[Element and coordinate records]
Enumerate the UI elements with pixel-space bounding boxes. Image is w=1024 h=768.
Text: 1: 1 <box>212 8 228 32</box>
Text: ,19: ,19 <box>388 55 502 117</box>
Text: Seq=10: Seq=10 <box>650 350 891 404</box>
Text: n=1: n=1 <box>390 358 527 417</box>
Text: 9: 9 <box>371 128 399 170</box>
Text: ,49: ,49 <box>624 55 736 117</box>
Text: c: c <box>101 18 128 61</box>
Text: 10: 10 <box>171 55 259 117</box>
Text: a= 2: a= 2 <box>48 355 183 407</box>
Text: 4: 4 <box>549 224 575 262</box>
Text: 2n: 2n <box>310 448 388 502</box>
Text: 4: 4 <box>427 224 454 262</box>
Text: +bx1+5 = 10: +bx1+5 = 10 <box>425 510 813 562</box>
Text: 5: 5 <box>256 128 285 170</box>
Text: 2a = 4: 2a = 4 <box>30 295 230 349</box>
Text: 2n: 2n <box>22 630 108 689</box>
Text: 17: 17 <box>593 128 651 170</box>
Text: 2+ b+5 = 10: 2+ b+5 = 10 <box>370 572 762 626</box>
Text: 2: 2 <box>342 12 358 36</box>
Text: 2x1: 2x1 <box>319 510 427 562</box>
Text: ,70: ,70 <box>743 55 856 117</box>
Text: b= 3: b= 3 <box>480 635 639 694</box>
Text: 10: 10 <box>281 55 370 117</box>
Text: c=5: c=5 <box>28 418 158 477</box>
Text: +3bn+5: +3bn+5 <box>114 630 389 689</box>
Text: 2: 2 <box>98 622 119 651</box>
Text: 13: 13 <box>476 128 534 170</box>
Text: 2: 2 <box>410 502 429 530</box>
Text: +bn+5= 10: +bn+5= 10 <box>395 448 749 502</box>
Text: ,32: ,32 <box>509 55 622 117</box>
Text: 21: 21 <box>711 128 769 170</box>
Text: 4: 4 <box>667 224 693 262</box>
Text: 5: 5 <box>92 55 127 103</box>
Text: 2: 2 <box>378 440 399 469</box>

● Goal
List each line of the data above that contains the word "Enumerate".

● Output of the exercise
Enumerate the UI elements with pixel-space bounding boxes. Image is w=1024 h=768.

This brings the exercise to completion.